## What is needed
Restate the complete material exactly.

Records:
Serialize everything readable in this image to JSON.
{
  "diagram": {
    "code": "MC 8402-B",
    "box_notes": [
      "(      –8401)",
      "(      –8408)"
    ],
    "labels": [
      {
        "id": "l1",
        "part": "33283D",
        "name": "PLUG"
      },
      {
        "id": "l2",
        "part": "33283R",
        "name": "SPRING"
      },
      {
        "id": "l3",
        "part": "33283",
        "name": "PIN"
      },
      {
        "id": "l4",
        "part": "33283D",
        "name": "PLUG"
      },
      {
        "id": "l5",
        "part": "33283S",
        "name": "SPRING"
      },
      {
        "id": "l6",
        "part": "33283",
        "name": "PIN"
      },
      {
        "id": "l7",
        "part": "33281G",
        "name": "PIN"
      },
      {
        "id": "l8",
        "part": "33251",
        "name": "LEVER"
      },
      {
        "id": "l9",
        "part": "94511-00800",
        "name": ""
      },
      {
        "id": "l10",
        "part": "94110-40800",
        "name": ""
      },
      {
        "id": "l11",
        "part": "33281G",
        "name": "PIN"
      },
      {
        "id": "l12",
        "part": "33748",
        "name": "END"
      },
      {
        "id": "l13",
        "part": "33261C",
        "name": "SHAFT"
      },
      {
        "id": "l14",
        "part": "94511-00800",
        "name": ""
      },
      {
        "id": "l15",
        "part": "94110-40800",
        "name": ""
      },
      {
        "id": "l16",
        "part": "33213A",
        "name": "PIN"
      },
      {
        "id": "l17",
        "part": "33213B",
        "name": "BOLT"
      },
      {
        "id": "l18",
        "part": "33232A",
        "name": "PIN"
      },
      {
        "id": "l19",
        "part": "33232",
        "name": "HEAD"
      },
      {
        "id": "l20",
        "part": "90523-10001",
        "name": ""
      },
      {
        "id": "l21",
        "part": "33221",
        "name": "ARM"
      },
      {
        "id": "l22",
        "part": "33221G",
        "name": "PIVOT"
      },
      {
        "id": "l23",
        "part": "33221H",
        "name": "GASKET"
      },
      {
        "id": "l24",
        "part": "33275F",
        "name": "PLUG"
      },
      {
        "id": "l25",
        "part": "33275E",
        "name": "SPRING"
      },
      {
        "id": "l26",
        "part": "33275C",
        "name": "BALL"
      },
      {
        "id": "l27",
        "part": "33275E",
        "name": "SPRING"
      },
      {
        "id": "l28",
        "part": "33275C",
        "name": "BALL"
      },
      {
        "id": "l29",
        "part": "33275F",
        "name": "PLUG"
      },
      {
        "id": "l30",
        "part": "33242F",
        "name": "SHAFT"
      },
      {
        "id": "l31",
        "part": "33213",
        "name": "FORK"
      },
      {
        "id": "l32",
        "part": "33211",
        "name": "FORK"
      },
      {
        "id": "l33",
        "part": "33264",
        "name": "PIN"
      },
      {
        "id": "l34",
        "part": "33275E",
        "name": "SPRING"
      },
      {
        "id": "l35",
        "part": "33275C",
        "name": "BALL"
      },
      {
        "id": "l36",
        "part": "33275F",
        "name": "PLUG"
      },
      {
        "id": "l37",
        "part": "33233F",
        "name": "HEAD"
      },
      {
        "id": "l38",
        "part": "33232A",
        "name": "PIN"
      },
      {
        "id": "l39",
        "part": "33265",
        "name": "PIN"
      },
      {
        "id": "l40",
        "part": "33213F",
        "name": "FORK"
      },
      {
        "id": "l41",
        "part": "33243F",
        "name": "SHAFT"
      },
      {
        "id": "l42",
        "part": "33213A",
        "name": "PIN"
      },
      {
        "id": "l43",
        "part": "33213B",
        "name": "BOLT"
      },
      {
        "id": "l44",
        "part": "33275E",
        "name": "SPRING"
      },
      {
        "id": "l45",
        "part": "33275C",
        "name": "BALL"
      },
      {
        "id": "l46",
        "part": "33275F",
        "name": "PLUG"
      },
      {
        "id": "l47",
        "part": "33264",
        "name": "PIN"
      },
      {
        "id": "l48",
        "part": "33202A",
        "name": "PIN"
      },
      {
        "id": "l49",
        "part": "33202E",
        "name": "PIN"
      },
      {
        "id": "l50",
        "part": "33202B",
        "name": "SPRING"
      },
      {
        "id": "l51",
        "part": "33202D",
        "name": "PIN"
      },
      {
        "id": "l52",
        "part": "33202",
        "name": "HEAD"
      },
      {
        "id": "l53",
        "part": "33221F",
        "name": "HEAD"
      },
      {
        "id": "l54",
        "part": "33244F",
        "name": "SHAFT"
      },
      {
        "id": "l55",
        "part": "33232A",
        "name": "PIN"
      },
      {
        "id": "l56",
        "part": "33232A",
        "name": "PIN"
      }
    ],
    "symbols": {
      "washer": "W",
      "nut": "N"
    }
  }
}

## Solution
Serialize everything readable in this image to JSON.
{
  "diagram": {
    "code": "MC 8402-B",
    "box_notes": [
      "(      –8401)",
      "(      –8408)"
    ],
    "labels": [
      {
        "id": "l1",
        "part": "33283D",
        "name": "PLUG"
      },
      {
        "id": "l2",
        "part": "33283R",
        "name": "SPRING"
      },
      {
        "id": "l3",
        "part": "33283",
        "name": "PIN"
      },
      {
        "id": "l4",
        "part": "33283D",
        "name": "PLUG"
      },
      {
        "id": "l5",
        "part": "33283S",
        "name": "SPRING"
      },
      {
        "id": "l6",
        "part": "33283",
        "name": "PIN"
      },
      {
        "id": "l7",
        "part": "33281G",
        "name": "PIN"
      },
      {
        "id": "l8",
        "part": "33251",
        "name": "LEVER"
      },
      {
        "id": "l9",
        "part": "94511-00800",
        "name": ""
      },
      {
        "id": "l10",
        "part": "94110-40800",
        "name": ""
      },
      {
        "id": "l11",
        "part": "33281G",
        "name": "PIN"
      },
      {
        "id": "l12",
        "part": "33748",
        "name": "END"
      },
      {
        "id": "l13",
        "part": "33261C",
        "name": "SHAFT"
      },
      {
        "id": "l14",
        "part": "94511-00800",
        "name": ""
      },
      {
        "id": "l15",
        "part": "94110-40800",
        "name": ""
      },
      {
        "id": "l16",
        "part": "33213A",
        "name": "PIN"
      },
      {
        "id": "l17",
        "part": "33213B",
        "name": "BOLT"
      },
      {
        "id": "l18",
        "part": "33232A",
        "name": "PIN"
      },
      {
        "id": "l19",
        "part": "33232",
        "name": "HEAD"
      },
      {
        "id": "l20",
        "part": "90523-10001",
        "name": ""
      },
      {
        "id": "l21",
        "part": "33221",
        "name": "ARM"
      },
      {
        "id": "l22",
        "part": "33221G",
        "name": "PIVOT"
      },
      {
        "id": "l23",
        "part": "33221H",
        "name": "GASKET"
      },
      {
        "id": "l24",
        "part": "33275F",
        "name": "PLUG"
      },
      {
        "id": "l25",
        "part": "33275E",
        "name": "SPRING"
      },
      {
        "id": "l26",
        "part": "33275C",
        "name": "BALL"
      },
      {
        "id": "l27",
        "part": "33275E",
        "name": "SPRING"
      },
      {
        "id": "l28",
        "part": "33275C",
        "name": "BALL"
      },
      {
        "id": "l29",
        "part": "33275F",
        "name": "PLUG"
      },
      {
        "id": "l30",
        "part": "33242F",
        "name": "SHAFT"
      },
      {
        "id": "l31",
        "part": "33213",
        "name": "FORK"
      },
      {
        "id": "l32",
        "part": "33211",
        "name": "FORK"
      },
      {
        "id": "l33",
        "part": "33264",
        "name": "PIN"
      },
      {
        "id": "l34",
        "part": "33275E",
        "name": "SPRING"
      },
      {
        "id": "l35",
        "part": "33275C",
        "name": "BALL"
      },
      {
        "id": "l36",
        "part": "33275F",
        "name": "PLUG"
      },
      {
        "id": "l37",
        "part": "33233F",
        "name": "HEAD"
      },
      {
        "id": "l38",
        "part": "33232A",
        "name": "PIN"
      },
      {
        "id": "l39",
        "part": "33265",
        "name": "PIN"
      },
      {
        "id": "l40",
        "part": "33213F",
        "name": "FORK"
      },
      {
        "id": "l41",
        "part": "33243F",
        "name": "SHAFT"
      },
      {
        "id": "l42",
        "part": "33213A",
        "name": "PIN"
      },
      {
        "id": "l43",
        "part": "33213B",
        "name": "BOLT"
      },
      {
        "id": "l44",
        "part": "33275E",
        "name": "SPRING"
      },
      {
        "id": "l45",
        "part": "33275C",
        "name": "BALL"
      },
      {
        "id": "l46",
        "part": "33275F",
        "name": "PLUG"
      },
      {
        "id": "l47",
        "part": "33264",
        "name": "PIN"
      },
      {
        "id": "l48",
        "part": "33202A",
        "name": "PIN"
      },
      {
        "id": "l49",
        "part": "33202E",
        "name": "PIN"
      },
      {
        "id": "l50",
        "part": "33202B",
        "name": "SPRING"
      },
      {
        "id": "l51",
        "part": "33202D",
        "name": "PIN"
      },
      {
        "id": "l52",
        "part": "33202",
        "name": "HEAD"
      },
      {
        "id": "l53",
        "part": "33221F",
        "name": "HEAD"
      },
      {
        "id": "l54",
        "part": "33244F",
        "name": "SHAFT"
      },
      {
        "id": "l55",
        "part": "33232A",
        "name": "PIN"
      },
      {
        "id": "l56",
        "part": "33232A",
        "name": "PIN"
      }
    ],
    "symbols": {
      "washer": "W",
      "nut": "N"
    }
  }
}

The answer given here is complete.